_GIVEN REQUEST_
Images are excluded; otherwise, output every record exactly.

_DATA FOR THE TASK_
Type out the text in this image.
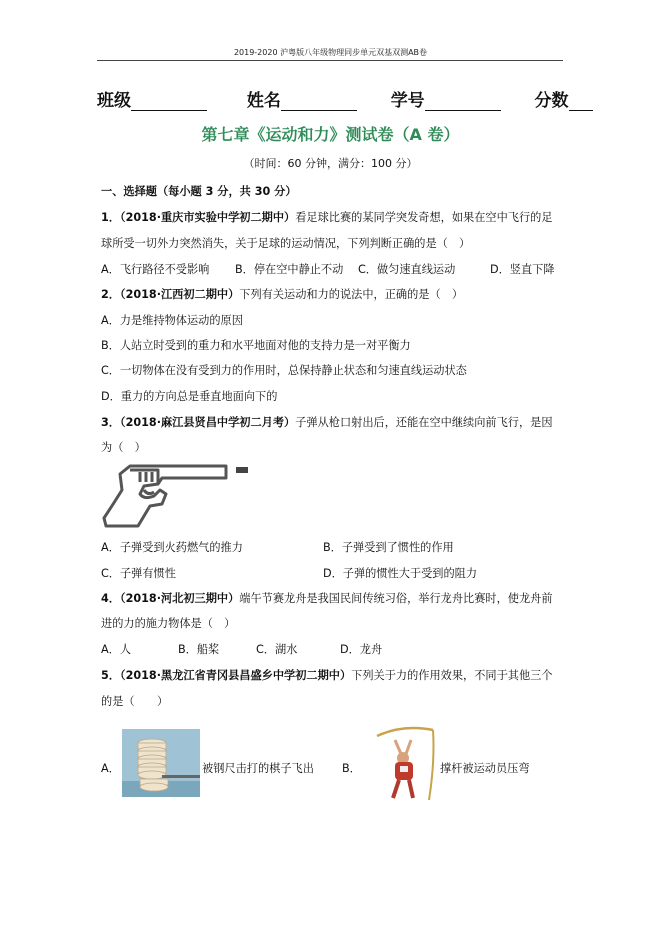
2019-2020 沪粤版八年级物理同步单元双基双测AB卷
班级	姓名	学号	分数
第七章《运动和力》测试卷（A 卷）
（时间：60 分钟，满分：100 分）
一、选择题（每小题 3 分，共 30 分）
1．（2018·重庆市实验中学初二期中）看足球比赛的某同学突发奇想，如果在空中飞行的足
球所受一切外力突然消失，关于足球的运动情况，下列判断正确的是（　）
A．飞行路径不受影响 B．停在空中静止不动 C．做匀速直线运动	D．竖直下降
2．（2018·江西初二期中）下列有关运动和力的说法中，正确的是（　）
A．力是维持物体运动的原因
B．人站立时受到的重力和水平地面对他的支持力是一对平衡力
C．一切物体在没有受到力的作用时，总保持静止状态和匀速直线运动状态
D．重力的方向总是垂直地面向下的
3．（2018·麻江县贤昌中学初二月考）子弹从枪口射出后，还能在空中继续向前飞行，是因
为（　）
A．子弹受到火药燃气的推力	B．子弹受到了惯性的作用
C．子弹有惯性	D．子弹的惯性大于受到的阻力
4．（2018·河北初三期中）端午节赛龙舟是我国民间传统习俗，举行龙舟比赛时，使龙舟前
进的力的施力物体是（　）
A．人	B．船桨	C．湖水	D．龙舟
5．（2018·黑龙江省青冈县昌盛乡中学初二期中）下列关于力的作用效果，不同于其他三个
的是（　　）
A．	被钢尺击打的棋子飞出	B．	撑杆被运动员压弯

_ANSWER IN FULL_
Type out the text in this image.
2019-2020 沪粤版八年级物理同步单元双基双测AB卷
班级	姓名	学号	分数
第七章《运动和力》测试卷（A 卷）
（时间：60 分钟，满分：100 分）
一、选择题（每小题 3 分，共 30 分）
1．（2018·重庆市实验中学初二期中）看足球比赛的某同学突发奇想，如果在空中飞行的足
球所受一切外力突然消失，关于足球的运动情况，下列判断正确的是（　）
A．飞行路径不受影响 B．停在空中静止不动 C．做匀速直线运动	D．竖直下降
2．（2018·江西初二期中）下列有关运动和力的说法中，正确的是（　）
A．力是维持物体运动的原因
B．人站立时受到的重力和水平地面对他的支持力是一对平衡力
C．一切物体在没有受到力的作用时，总保持静止状态和匀速直线运动状态
D．重力的方向总是垂直地面向下的
3．（2018·麻江县贤昌中学初二月考）子弹从枪口射出后，还能在空中继续向前飞行，是因
为（　）
A．子弹受到火药燃气的推力	B．子弹受到了惯性的作用
C．子弹有惯性	D．子弹的惯性大于受到的阻力
4．（2018·河北初三期中）端午节赛龙舟是我国民间传统习俗，举行龙舟比赛时，使龙舟前
进的力的施力物体是（　）
A．人	B．船桨	C．湖水	D．龙舟
5．（2018·黑龙江省青冈县昌盛乡中学初二期中）下列关于力的作用效果，不同于其他三个
的是（　　）
A．	被钢尺击打的棋子飞出	B．	撑杆被运动员压弯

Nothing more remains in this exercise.